__Written instruction__
Extract the listing in its entirety, keeping each line identical to the original.

Stored data
┄┄┄┄┄┄┄┄┄┄
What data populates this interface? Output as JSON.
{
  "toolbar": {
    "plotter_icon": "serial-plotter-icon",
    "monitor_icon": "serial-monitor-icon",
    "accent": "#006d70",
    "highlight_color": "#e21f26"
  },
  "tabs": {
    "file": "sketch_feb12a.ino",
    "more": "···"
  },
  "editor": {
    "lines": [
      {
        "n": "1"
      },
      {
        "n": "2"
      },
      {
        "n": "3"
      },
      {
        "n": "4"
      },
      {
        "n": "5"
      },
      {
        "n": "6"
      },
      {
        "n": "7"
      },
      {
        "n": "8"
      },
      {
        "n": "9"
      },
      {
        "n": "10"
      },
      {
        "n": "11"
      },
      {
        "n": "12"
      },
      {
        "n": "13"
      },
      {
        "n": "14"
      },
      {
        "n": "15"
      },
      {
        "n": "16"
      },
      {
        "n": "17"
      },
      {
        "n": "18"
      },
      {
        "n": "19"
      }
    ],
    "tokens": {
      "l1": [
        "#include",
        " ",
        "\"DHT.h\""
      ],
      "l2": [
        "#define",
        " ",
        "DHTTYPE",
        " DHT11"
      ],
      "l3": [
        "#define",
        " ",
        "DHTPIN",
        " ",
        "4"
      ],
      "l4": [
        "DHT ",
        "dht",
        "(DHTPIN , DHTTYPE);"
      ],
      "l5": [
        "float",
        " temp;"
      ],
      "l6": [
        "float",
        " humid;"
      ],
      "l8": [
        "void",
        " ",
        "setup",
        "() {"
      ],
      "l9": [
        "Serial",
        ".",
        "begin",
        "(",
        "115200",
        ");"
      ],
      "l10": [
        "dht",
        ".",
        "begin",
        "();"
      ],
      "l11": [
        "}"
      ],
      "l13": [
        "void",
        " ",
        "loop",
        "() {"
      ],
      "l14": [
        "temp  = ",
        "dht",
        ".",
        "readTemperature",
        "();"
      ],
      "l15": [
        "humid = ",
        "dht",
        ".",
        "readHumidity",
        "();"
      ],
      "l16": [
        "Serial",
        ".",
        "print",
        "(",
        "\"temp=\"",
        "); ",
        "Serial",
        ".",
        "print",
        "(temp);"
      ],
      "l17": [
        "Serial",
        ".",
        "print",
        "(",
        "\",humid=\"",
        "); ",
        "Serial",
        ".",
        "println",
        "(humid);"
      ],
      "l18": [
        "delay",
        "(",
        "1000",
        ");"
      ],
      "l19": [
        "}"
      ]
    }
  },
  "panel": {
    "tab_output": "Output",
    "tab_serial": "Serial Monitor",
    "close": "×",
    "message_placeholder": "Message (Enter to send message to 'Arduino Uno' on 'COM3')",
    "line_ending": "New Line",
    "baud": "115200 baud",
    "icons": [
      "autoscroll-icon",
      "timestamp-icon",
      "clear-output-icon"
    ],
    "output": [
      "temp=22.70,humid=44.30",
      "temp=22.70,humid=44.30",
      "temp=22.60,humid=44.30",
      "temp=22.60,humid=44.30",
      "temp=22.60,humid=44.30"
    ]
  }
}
┄┄┄┄┄┄┄┄┄┄
__Exercise solution__
What data populates this interface? Output as JSON.
{
  "toolbar": {
    "plotter_icon": "serial-plotter-icon",
    "monitor_icon": "serial-monitor-icon",
    "accent": "#006d70",
    "highlight_color": "#e21f26"
  },
  "tabs": {
    "file": "sketch_feb12a.ino",
    "more": "···"
  },
  "editor": {
    "lines": [
      {
        "n": "1"
      },
      {
        "n": "2"
      },
      {
        "n": "3"
      },
      {
        "n": "4"
      },
      {
        "n": "5"
      },
      {
        "n": "6"
      },
      {
        "n": "7"
      },
      {
        "n": "8"
      },
      {
        "n": "9"
      },
      {
        "n": "10"
      },
      {
        "n": "11"
      },
      {
        "n": "12"
      },
      {
        "n": "13"
      },
      {
        "n": "14"
      },
      {
        "n": "15"
      },
      {
        "n": "16"
      },
      {
        "n": "17"
      },
      {
        "n": "18"
      },
      {
        "n": "19"
      }
    ],
    "tokens": {
      "l1": [
        "#include",
        " ",
        "\"DHT.h\""
      ],
      "l2": [
        "#define",
        " ",
        "DHTTYPE",
        " DHT11"
      ],
      "l3": [
        "#define",
        " ",
        "DHTPIN",
        " ",
        "4"
      ],
      "l4": [
        "DHT ",
        "dht",
        "(DHTPIN , DHTTYPE);"
      ],
      "l5": [
        "float",
        " temp;"
      ],
      "l6": [
        "float",
        " humid;"
      ],
      "l8": [
        "void",
        " ",
        "setup",
        "() {"
      ],
      "l9": [
        "Serial",
        ".",
        "begin",
        "(",
        "115200",
        ");"
      ],
      "l10": [
        "dht",
        ".",
        "begin",
        "();"
      ],
      "l11": [
        "}"
      ],
      "l13": [
        "void",
        " ",
        "loop",
        "() {"
      ],
      "l14": [
        "temp  = ",
        "dht",
        ".",
        "readTemperature",
        "();"
      ],
      "l15": [
        "humid = ",
        "dht",
        ".",
        "readHumidity",
        "();"
      ],
      "l16": [
        "Serial",
        ".",
        "print",
        "(",
        "\"temp=\"",
        "); ",
        "Serial",
        ".",
        "print",
        "(temp);"
      ],
      "l17": [
        "Serial",
        ".",
        "print",
        "(",
        "\",humid=\"",
        "); ",
        "Serial",
        ".",
        "println",
        "(humid);"
      ],
      "l18": [
        "delay",
        "(",
        "1000",
        ");"
      ],
      "l19": [
        "}"
      ]
    }
  },
  "panel": {
    "tab_output": "Output",
    "tab_serial": "Serial Monitor",
    "close": "×",
    "message_placeholder": "Message (Enter to send message to 'Arduino Uno' on 'COM3')",
    "line_ending": "New Line",
    "baud": "115200 baud",
    "icons": [
      "autoscroll-icon",
      "timestamp-icon",
      "clear-output-icon"
    ],
    "output": [
      "temp=22.70,humid=44.30",
      "temp=22.70,humid=44.30",
      "temp=22.60,humid=44.30",
      "temp=22.60,humid=44.30",
      "temp=22.60,humid=44.30"
    ]
  }
}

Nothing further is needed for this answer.